Task objective: Copy every line of the material below verbatim, leaving out the picture.

— begin Rows —

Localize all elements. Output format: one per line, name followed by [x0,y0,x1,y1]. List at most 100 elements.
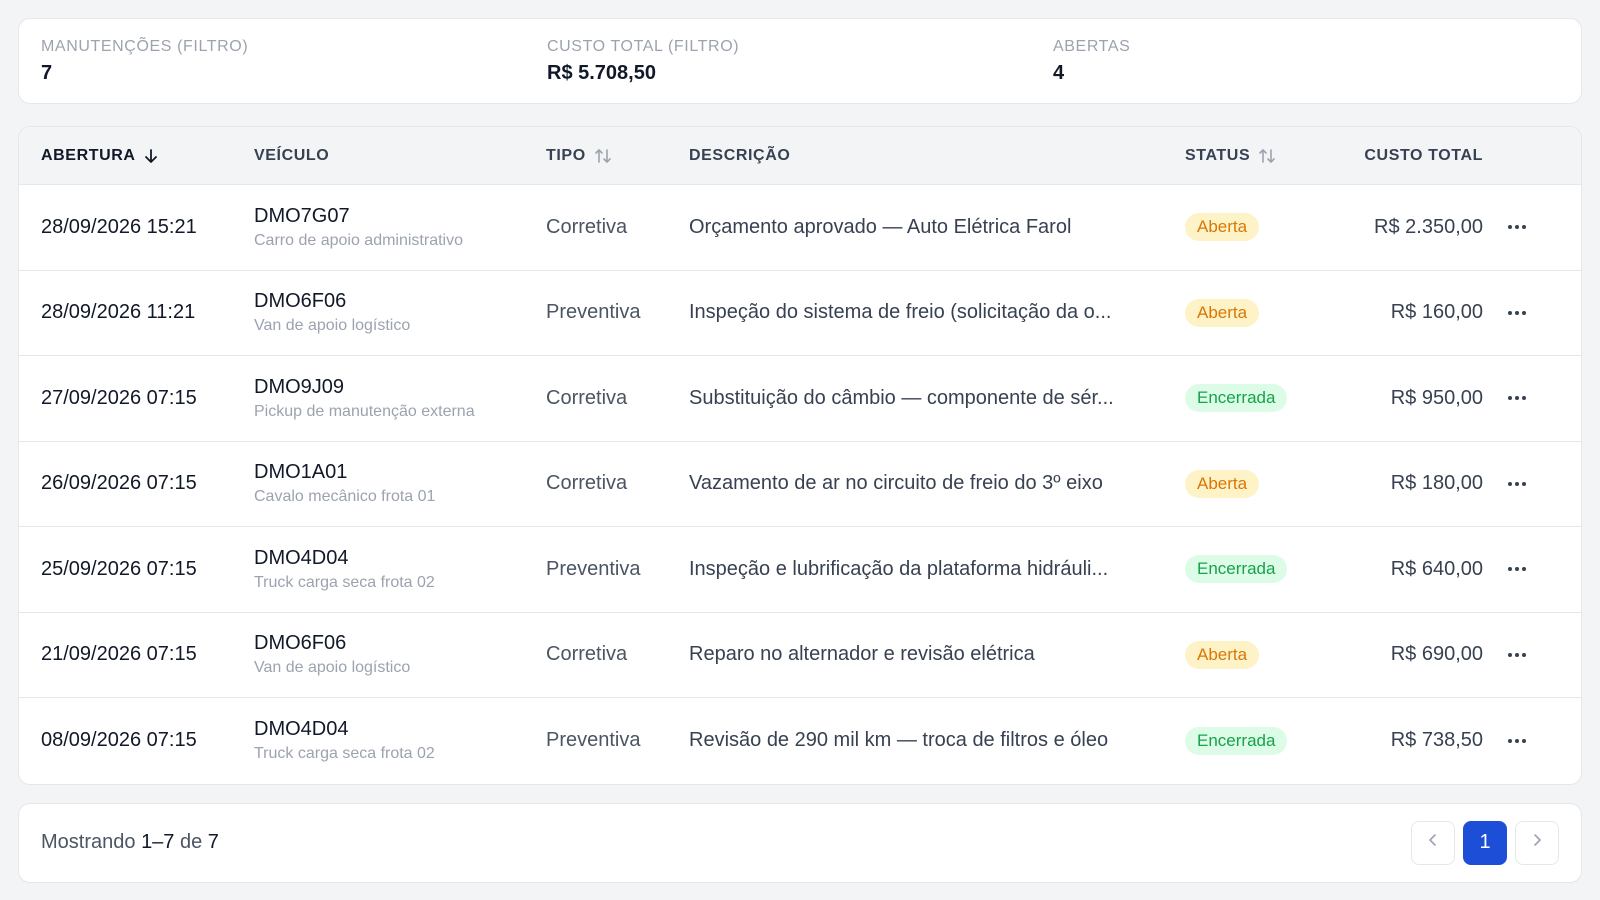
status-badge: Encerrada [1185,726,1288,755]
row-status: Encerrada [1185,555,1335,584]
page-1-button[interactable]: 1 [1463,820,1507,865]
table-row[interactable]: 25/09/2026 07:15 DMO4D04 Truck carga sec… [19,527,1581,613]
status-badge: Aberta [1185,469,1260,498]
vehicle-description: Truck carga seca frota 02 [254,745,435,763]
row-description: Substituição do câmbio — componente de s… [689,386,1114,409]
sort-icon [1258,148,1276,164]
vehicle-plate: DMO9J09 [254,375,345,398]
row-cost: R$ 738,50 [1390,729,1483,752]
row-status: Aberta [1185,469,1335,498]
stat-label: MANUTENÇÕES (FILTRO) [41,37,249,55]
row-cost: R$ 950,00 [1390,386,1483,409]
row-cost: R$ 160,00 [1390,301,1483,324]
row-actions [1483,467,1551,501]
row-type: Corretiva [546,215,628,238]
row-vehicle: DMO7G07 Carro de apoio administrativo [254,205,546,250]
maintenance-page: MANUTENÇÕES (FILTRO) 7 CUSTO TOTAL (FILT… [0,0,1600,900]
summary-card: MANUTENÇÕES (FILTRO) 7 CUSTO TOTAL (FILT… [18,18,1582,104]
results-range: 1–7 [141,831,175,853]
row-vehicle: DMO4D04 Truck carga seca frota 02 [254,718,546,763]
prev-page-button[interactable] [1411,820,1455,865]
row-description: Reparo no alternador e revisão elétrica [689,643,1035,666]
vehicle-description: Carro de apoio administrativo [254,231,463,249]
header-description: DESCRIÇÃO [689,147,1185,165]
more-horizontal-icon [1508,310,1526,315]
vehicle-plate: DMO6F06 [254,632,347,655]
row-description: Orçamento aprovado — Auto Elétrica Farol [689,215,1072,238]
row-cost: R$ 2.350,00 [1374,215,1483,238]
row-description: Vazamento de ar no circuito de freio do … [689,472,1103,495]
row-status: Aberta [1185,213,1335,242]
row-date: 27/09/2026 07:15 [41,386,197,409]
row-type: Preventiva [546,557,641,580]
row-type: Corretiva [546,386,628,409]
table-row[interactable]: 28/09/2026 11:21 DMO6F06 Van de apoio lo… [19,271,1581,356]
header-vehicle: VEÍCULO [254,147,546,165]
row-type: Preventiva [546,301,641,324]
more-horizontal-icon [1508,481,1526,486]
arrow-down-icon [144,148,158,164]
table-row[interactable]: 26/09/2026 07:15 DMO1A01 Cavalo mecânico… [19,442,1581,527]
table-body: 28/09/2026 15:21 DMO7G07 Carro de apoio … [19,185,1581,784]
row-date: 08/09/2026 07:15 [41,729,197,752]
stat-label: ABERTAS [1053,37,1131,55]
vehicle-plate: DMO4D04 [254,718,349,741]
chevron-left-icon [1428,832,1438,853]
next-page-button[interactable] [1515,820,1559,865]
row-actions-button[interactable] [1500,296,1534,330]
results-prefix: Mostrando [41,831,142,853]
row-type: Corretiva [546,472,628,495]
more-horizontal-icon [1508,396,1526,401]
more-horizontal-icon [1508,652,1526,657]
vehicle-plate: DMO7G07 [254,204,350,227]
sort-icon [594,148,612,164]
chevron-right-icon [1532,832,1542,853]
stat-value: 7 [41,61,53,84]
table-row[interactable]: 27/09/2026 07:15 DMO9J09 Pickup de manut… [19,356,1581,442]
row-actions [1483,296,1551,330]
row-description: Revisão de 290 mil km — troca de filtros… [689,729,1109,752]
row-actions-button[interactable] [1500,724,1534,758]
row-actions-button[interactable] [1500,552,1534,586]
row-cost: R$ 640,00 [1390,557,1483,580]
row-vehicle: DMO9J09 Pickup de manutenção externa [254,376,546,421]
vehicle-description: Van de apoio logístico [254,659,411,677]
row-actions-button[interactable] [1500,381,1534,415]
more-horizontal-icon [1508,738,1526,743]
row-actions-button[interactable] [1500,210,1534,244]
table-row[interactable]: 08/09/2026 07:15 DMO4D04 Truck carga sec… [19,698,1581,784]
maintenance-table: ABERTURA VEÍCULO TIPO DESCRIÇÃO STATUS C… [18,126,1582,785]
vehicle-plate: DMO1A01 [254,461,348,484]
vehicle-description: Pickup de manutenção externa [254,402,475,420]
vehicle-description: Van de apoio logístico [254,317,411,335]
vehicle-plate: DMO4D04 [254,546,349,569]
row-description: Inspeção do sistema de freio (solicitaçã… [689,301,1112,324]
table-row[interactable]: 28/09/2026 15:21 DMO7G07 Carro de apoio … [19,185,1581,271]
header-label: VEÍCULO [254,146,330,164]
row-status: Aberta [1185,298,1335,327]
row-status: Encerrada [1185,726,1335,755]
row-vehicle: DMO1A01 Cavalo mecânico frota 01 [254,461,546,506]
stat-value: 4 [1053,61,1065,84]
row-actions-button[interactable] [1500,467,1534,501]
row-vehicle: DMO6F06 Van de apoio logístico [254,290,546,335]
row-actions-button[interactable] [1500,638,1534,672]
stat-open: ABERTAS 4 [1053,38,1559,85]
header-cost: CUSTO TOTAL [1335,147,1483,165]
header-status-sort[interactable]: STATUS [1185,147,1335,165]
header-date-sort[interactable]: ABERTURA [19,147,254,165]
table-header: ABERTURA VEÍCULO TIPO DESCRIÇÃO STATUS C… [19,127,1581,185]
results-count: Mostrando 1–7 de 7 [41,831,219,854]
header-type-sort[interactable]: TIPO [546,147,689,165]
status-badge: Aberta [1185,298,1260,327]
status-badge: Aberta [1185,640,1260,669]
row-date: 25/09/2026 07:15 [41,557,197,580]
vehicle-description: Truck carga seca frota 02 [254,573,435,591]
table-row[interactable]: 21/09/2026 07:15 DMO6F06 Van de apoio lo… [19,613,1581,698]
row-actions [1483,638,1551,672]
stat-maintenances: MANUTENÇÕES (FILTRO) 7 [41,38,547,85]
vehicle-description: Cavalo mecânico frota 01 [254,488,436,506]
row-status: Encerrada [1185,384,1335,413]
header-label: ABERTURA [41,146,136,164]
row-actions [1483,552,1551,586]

— end Rows —

Answer to this task:
Localize all elements. Output format: one per line, name followed by [x0,y0,x1,y1]. List at most 100 elements.
status-badge: Encerrada [1185,726,1288,755]
row-status: Encerrada [1185,555,1335,584]
page-1-button[interactable]: 1 [1463,820,1507,865]
table-row[interactable]: 25/09/2026 07:15 DMO4D04 Truck carga sec… [19,527,1581,613]
status-badge: Aberta [1185,469,1260,498]
vehicle-description: Truck carga seca frota 02 [254,745,435,763]
row-description: Substituição do câmbio — componente de s… [689,386,1114,409]
sort-icon [1258,148,1276,164]
vehicle-plate: DMO9J09 [254,375,345,398]
row-cost: R$ 738,50 [1390,729,1483,752]
row-status: Aberta [1185,469,1335,498]
stat-label: MANUTENÇÕES (FILTRO) [41,37,249,55]
row-cost: R$ 950,00 [1390,386,1483,409]
row-cost: R$ 160,00 [1390,301,1483,324]
row-actions [1483,467,1551,501]
row-type: Corretiva [546,215,628,238]
row-vehicle: DMO7G07 Carro de apoio administrativo [254,205,546,250]
maintenance-page: MANUTENÇÕES (FILTRO) 7 CUSTO TOTAL (FILT… [0,0,1600,900]
summary-card: MANUTENÇÕES (FILTRO) 7 CUSTO TOTAL (FILT… [18,18,1582,104]
results-range: 1–7 [141,831,175,853]
row-vehicle: DMO4D04 Truck carga seca frota 02 [254,718,546,763]
prev-page-button[interactable] [1411,820,1455,865]
row-description: Reparo no alternador e revisão elétrica [689,643,1035,666]
vehicle-description: Carro de apoio administrativo [254,231,463,249]
header-description: DESCRIÇÃO [689,147,1185,165]
more-horizontal-icon [1508,310,1526,315]
vehicle-plate: DMO6F06 [254,632,347,655]
row-description: Orçamento aprovado — Auto Elétrica Farol [689,215,1072,238]
row-cost: R$ 2.350,00 [1374,215,1483,238]
row-description: Vazamento de ar no circuito de freio do … [689,472,1103,495]
row-status: Aberta [1185,213,1335,242]
row-date: 27/09/2026 07:15 [41,386,197,409]
row-type: Preventiva [546,557,641,580]
row-type: Corretiva [546,386,628,409]
table-row[interactable]: 28/09/2026 11:21 DMO6F06 Van de apoio lo… [19,271,1581,356]
header-vehicle: VEÍCULO [254,147,546,165]
row-type: Preventiva [546,301,641,324]
more-horizontal-icon [1508,481,1526,486]
arrow-down-icon [144,148,158,164]
table-row[interactable]: 26/09/2026 07:15 DMO1A01 Cavalo mecânico… [19,442,1581,527]
table-body: 28/09/2026 15:21 DMO7G07 Carro de apoio … [19,185,1581,784]
row-date: 08/09/2026 07:15 [41,729,197,752]
stat-label: ABERTAS [1053,37,1131,55]
vehicle-plate: DMO4D04 [254,718,349,741]
chevron-left-icon [1428,832,1438,853]
next-page-button[interactable] [1515,820,1559,865]
row-actions-button[interactable] [1500,296,1534,330]
results-prefix: Mostrando [41,831,142,853]
row-type: Corretiva [546,472,628,495]
more-horizontal-icon [1508,396,1526,401]
more-horizontal-icon [1508,652,1526,657]
vehicle-plate: DMO7G07 [254,204,350,227]
sort-icon [594,148,612,164]
chevron-right-icon [1532,832,1542,853]
stat-value: 7 [41,61,53,84]
table-row[interactable]: 27/09/2026 07:15 DMO9J09 Pickup de manut… [19,356,1581,442]
row-actions [1483,296,1551,330]
row-description: Revisão de 290 mil km — troca de filtros… [689,729,1109,752]
row-actions-button[interactable] [1500,724,1534,758]
row-actions-button[interactable] [1500,552,1534,586]
row-cost: R$ 640,00 [1390,557,1483,580]
row-vehicle: DMO9J09 Pickup de manutenção externa [254,376,546,421]
vehicle-description: Van de apoio logístico [254,659,411,677]
row-actions-button[interactable] [1500,381,1534,415]
more-horizontal-icon [1508,738,1526,743]
row-actions-button[interactable] [1500,210,1534,244]
table-row[interactable]: 08/09/2026 07:15 DMO4D04 Truck carga sec… [19,698,1581,784]
maintenance-table: ABERTURA VEÍCULO TIPO DESCRIÇÃO STATUS C… [18,126,1582,785]
vehicle-plate: DMO1A01 [254,461,348,484]
vehicle-description: Pickup de manutenção externa [254,402,475,420]
vehicle-description: Van de apoio logístico [254,317,411,335]
vehicle-plate: DMO4D04 [254,546,349,569]
row-description: Inspeção do sistema de freio (solicitaçã… [689,301,1112,324]
table-row[interactable]: 28/09/2026 15:21 DMO7G07 Carro de apoio … [19,185,1581,271]
header-label: VEÍCULO [254,146,330,164]
row-status: Aberta [1185,298,1335,327]
row-status: Encerrada [1185,726,1335,755]
row-vehicle: DMO1A01 Cavalo mecânico frota 01 [254,461,546,506]
stat-value: 4 [1053,61,1065,84]
row-actions-button[interactable] [1500,467,1534,501]
row-vehicle: DMO6F06 Van de apoio logístico [254,290,546,335]
row-actions-button[interactable] [1500,638,1534,672]
stat-open: ABERTAS 4 [1053,38,1559,85]
header-cost: CUSTO TOTAL [1335,147,1483,165]
header-status-sort[interactable]: STATUS [1185,147,1335,165]
header-date-sort[interactable]: ABERTURA [19,147,254,165]
table-header: ABERTURA VEÍCULO TIPO DESCRIÇÃO STATUS C… [19,127,1581,185]
results-count: Mostrando 1–7 de 7 [41,831,219,854]
header-type-sort[interactable]: TIPO [546,147,689,165]
status-badge: Aberta [1185,298,1260,327]
status-badge: Aberta [1185,640,1260,669]
row-date: 25/09/2026 07:15 [41,557,197,580]
vehicle-description: Truck carga seca frota 02 [254,573,435,591]
table-row[interactable]: 21/09/2026 07:15 DMO6F06 Van de apoio lo… [19,613,1581,698]
row-actions [1483,638,1551,672]
stat-maintenances: MANUTENÇÕES (FILTRO) 7 [41,38,547,85]
vehicle-description: Cavalo mecânico frota 01 [254,488,436,506]
row-status: Encerrada [1185,384,1335,413]
header-label: ABERTURA [41,146,136,164]
row-actions [1483,552,1551,586]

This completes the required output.